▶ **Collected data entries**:
....
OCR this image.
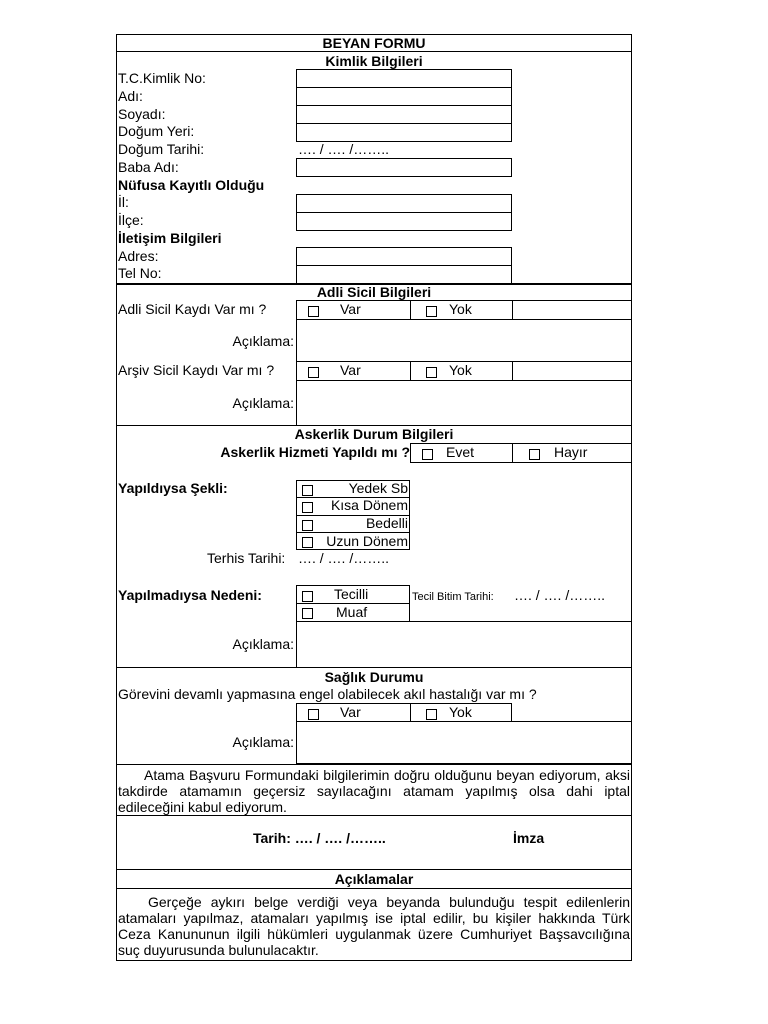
BEYAN FORMU
Kimlik Bilgileri
T.C.Kimlik No:
Adı:
Soyadı:
Doğum Yeri:
Doğum Tarihi:	…. / …. /……..
Baba Adı:
Nüfusa Kayıtlı Olduğu
İl:
İlçe:
İletişim Bilgileri
Adres:
Tel No:
Adli Sicil Bilgileri
Adli Sicil Kaydı Var mı ?	Var	Yok
Açıklama:
Arşiv Sicil Kaydı Var mı ?	Var	Yok
Açıklama:
Askerlik Durum Bilgileri
Askerlik Hizmeti Yapıldı mı ?	Evet	Hayır
Yapıldıysa Şekli:	Yedek Sb
Kısa Dönem
Bedelli
Uzun Dönem
Terhis Tarihi: …. / …. /……..
Yapılmadıysa Nedeni:	Tecilli
Muaf
Tecil Bitim Tarihi: …. / …. /……..
Açıklama:
Sağlık Durumu
Görevini devamlı yapmasına engel olabilecek akıl hastalığı var mı ?
Var	Yok
Açıklama:
Atama Başvuru Formundaki bilgilerimin doğru olduğunu beyan ediyorum, aksi takdirde atamamın geçersiz sayılacağını atamam yapılmış olsa dahi iptal edileceğini kabul ediyorum.
Tarih: …. / …. /……..	İmza
Açıklamalar
Gerçeğe aykırı belge verdiği veya beyanda bulunduğu tespit edilenlerin atamaları yapılmaz, atamaları yapılmış ise iptal edilir, bu kişiler hakkında Türk Ceza Kanununun ilgili hükümleri uygulanmak üzere Cumhuriyet Başsavcılığına suç duyurusunda bulunulacaktır.
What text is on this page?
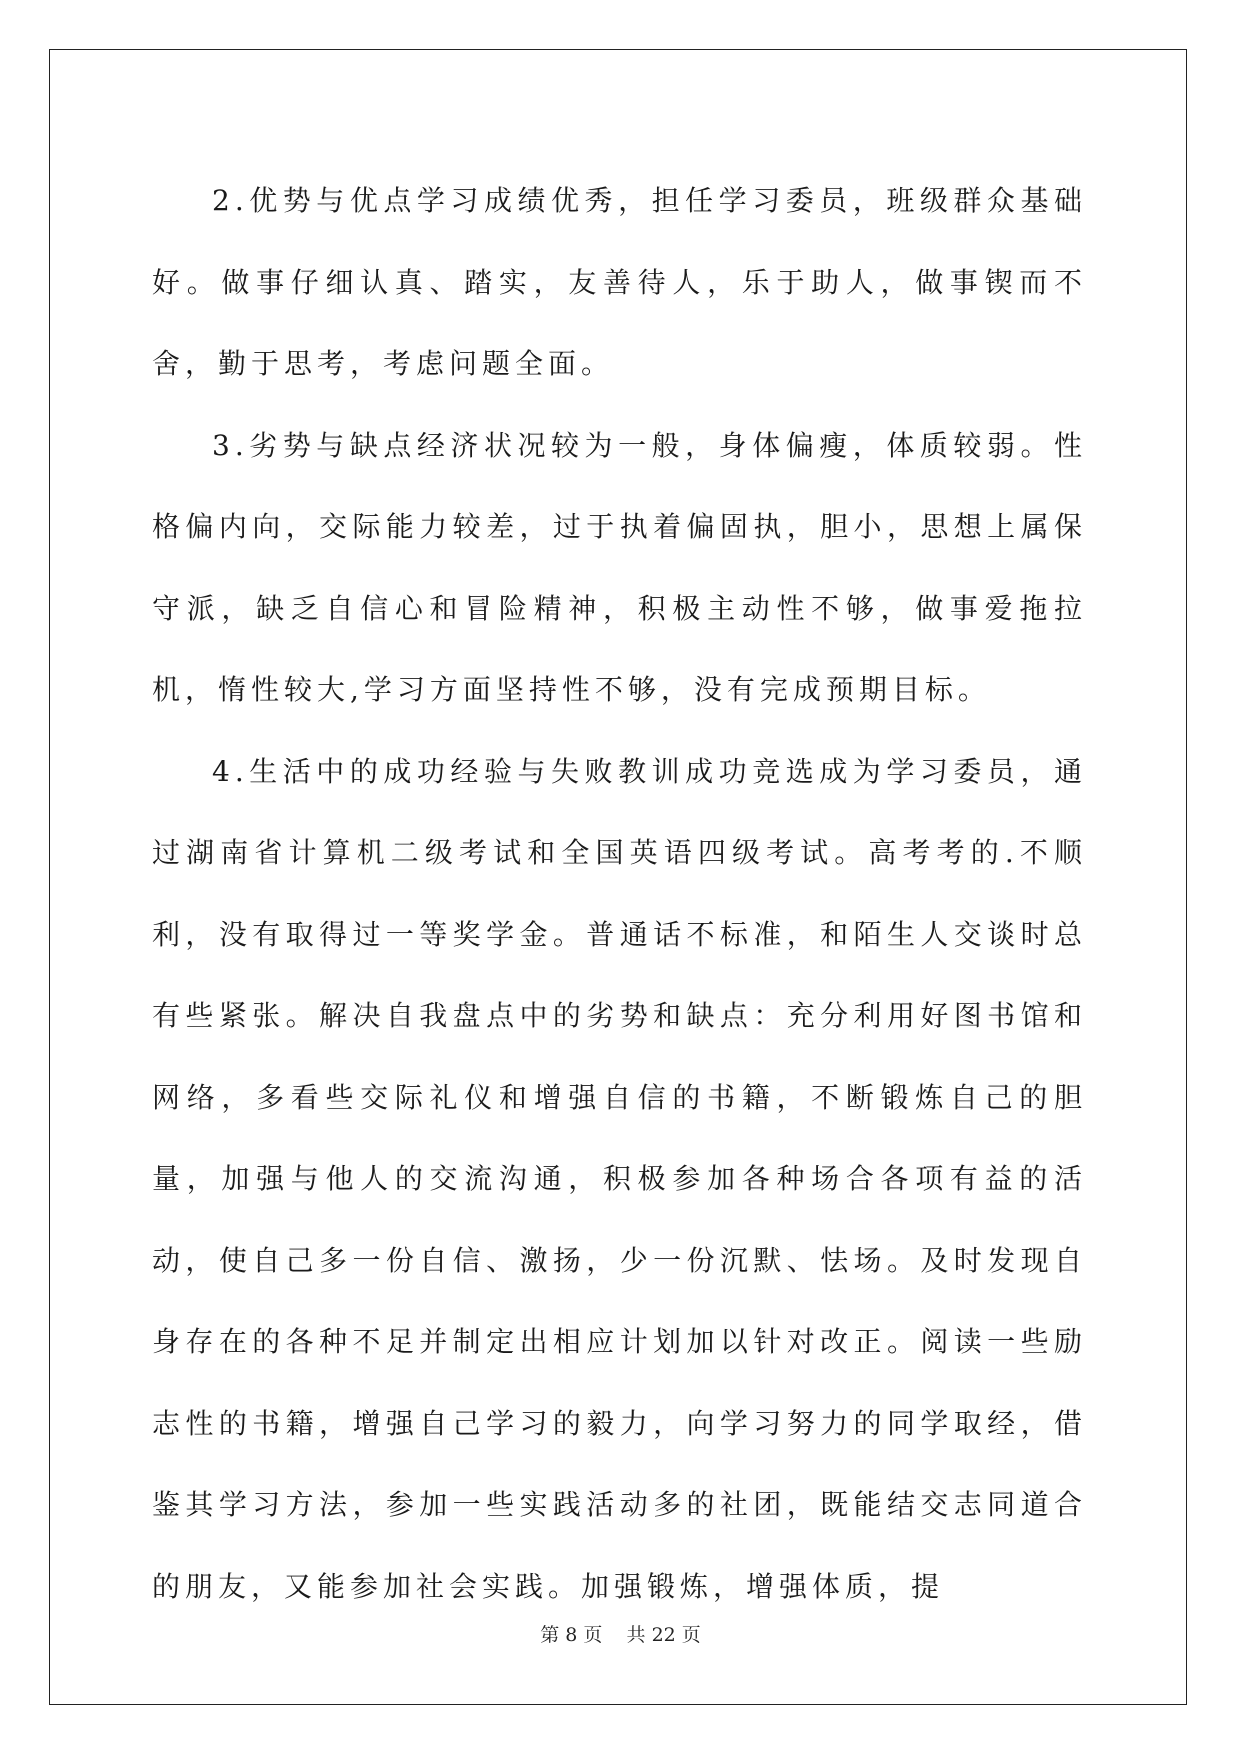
2.优势与优点学习成绩优秀，担任学习委员，班级群众基础好。做事仔细认真、踏实，友善待人，乐于助人，做事锲而不舍，勤于思考，考虑问题全面。

3.劣势与缺点经济状况较为一般，身体偏瘦，体质较弱。性格偏内向，交际能力较差，过于执着偏固执，胆小，思想上属保守派，缺乏自信心和冒险精神，积极主动性不够，做事爱拖拉机，惰性较大,学习方面坚持性不够，没有完成预期目标。

4.生活中的成功经验与失败教训成功竞选成为学习委员，通过湖南省计算机二级考试和全国英语四级考试。高考考的.不顺利，没有取得过一等奖学金。普通话不标准，和陌生人交谈时总有些紧张。解决自我盘点中的劣势和缺点：充分利用好图书馆和网络，多看些交际礼仪和增强自信的书籍，不断锻炼自己的胆量，加强与他人的交流沟通，积极参加各种场合各项有益的活动，使自己多一份自信、激扬，少一份沉默、怯场。及时发现自身存在的各种不足并制定出相应计划加以针对改正。阅读一些励志性的书籍，增强自己学习的毅力，向学习努力的同学取经，借鉴其学习方法，参加一些实践活动多的社团，既能结交志同道合的朋友，又能参加社会实践。加强锻炼，增强体质，提

第 8 页 共 22 页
....
▶ **WORK TO BE COMPLETED**: Starting at the line that contains "What text is on this page?", extract each line through the last line of the material exactly as written, and include no pictures.

▶ **COMPLETE RESPONSE**:
What text is on this page?
2.优势与优点学习成绩优秀，担任学习委员，班级群众基础好。做事仔细认真、踏实，友善待人，乐于助人，做事锲而不舍，勤于思考，考虑问题全面。

3.劣势与缺点经济状况较为一般，身体偏瘦，体质较弱。性格偏内向，交际能力较差，过于执着偏固执，胆小，思想上属保守派，缺乏自信心和冒险精神，积极主动性不够，做事爱拖拉机，惰性较大,学习方面坚持性不够，没有完成预期目标。

4.生活中的成功经验与失败教训成功竞选成为学习委员，通过湖南省计算机二级考试和全国英语四级考试。高考考的.不顺利，没有取得过一等奖学金。普通话不标准，和陌生人交谈时总有些紧张。解决自我盘点中的劣势和缺点：充分利用好图书馆和网络，多看些交际礼仪和增强自信的书籍，不断锻炼自己的胆量，加强与他人的交流沟通，积极参加各种场合各项有益的活动，使自己多一份自信、激扬，少一份沉默、怯场。及时发现自身存在的各种不足并制定出相应计划加以针对改正。阅读一些励志性的书籍，增强自己学习的毅力，向学习努力的同学取经，借鉴其学习方法，参加一些实践活动多的社团，既能结交志同道合的朋友，又能参加社会实践。加强锻炼，增强体质，提

第 8 页 共 22 页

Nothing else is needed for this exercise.